-- begin --
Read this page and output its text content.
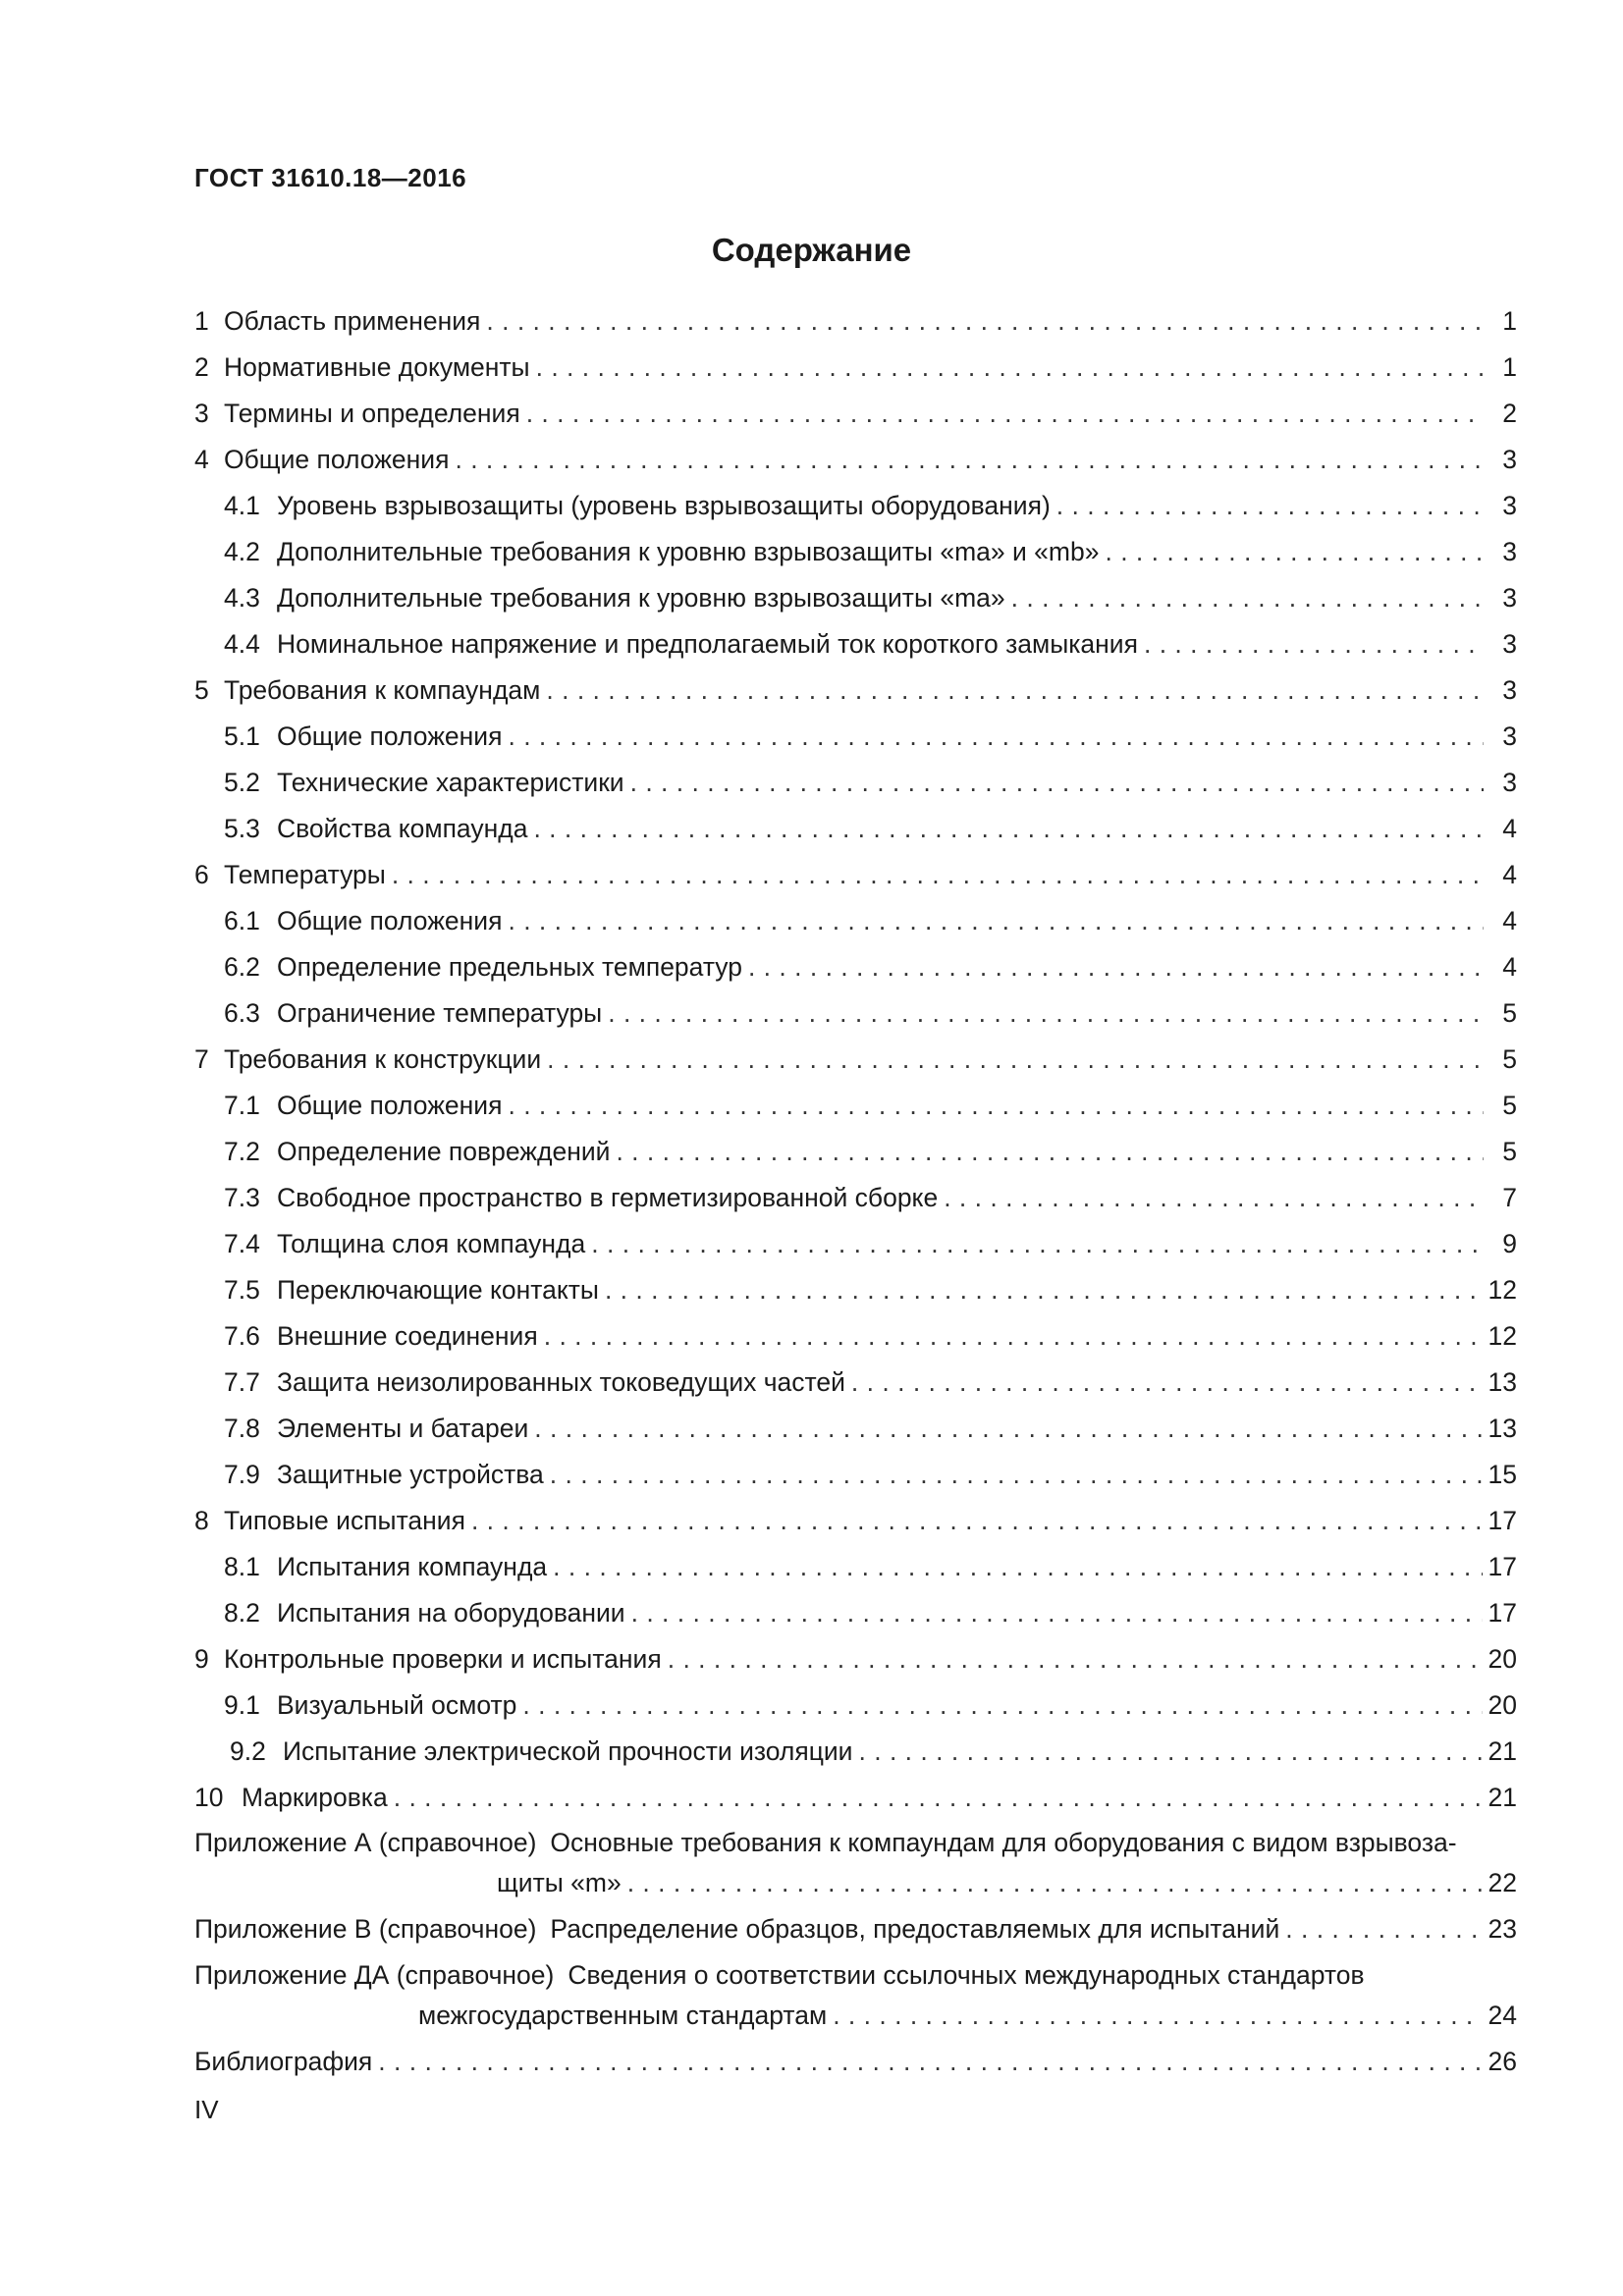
ГОСТ 31610.18—2016
Содержание
1 Область применения . . .	1
2 Нормативные документы . . .	1
3 Термины и определения . . .	2
4 Общие положения . . .	3
4.1 Уровень взрывозащиты (уровень взрывозащиты оборудования) . . .	3
4.2 Дополнительные требования к уровню взрывозащиты «ma» и «mb» . . .	3
4.3 Дополнительные требования к уровню взрывозащиты «ma» . . .	3
4.4 Номинальное напряжение и предполагаемый ток короткого замыкания . . .	3
5 Требования к компаундам . . .	3
5.1 Общие положения . . .	3
5.2 Технические характеристики . . .	3
5.3 Свойства компаунда . . .	4
6 Температуры . . .	4
6.1 Общие положения . . .	4
6.2 Определение предельных температур . . .	4
6.3 Ограничение температуры . . .	5
7 Требования к конструкции . . .	5
7.1 Общие положения . . .	5
7.2 Определение повреждений . . .	5
7.3 Свободное пространство в герметизированной сборке . . .	7
7.4 Толщина слоя компаунда . . .	9
7.5 Переключающие контакты . . .	12
7.6 Внешние соединения . . .	12
7.7 Защита неизолированных токоведущих частей . . .	13
7.8 Элементы и батареи . . .	13
7.9 Защитные устройства . . .	15
8 Типовые испытания . . .	17
8.1 Испытания компаунда . . .	17
8.2 Испытания на оборудовании . . .	17
9 Контрольные проверки и испытания . . .	20
9.1 Визуальный осмотр . . .	20
9.2 Испытание электрической прочности изоляции . . .	21
10 Маркировка . . .	21
Приложение А (справочное) Основные требования к компаундам для оборудования с видом взрывоза-
щиты «m» . . .	22
Приложение В (справочное) Распределение образцов, предоставляемых для испытаний . . .	23
Приложение ДА (справочное) Сведения о соответствии ссылочных международных стандартов
межгосударственным стандартам . . .	24
Библиография . . .	26
IV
-- end --
__Given instruction__.
Report each line in the preceding entries that holds the string "оборудования".

__The result__.
4.1 Уровень взрывозащиты (уровень взрывозащиты оборудования) . . .	3
Приложение А (справочное) Основные требования к компаундам для оборудования с видом взрывоза-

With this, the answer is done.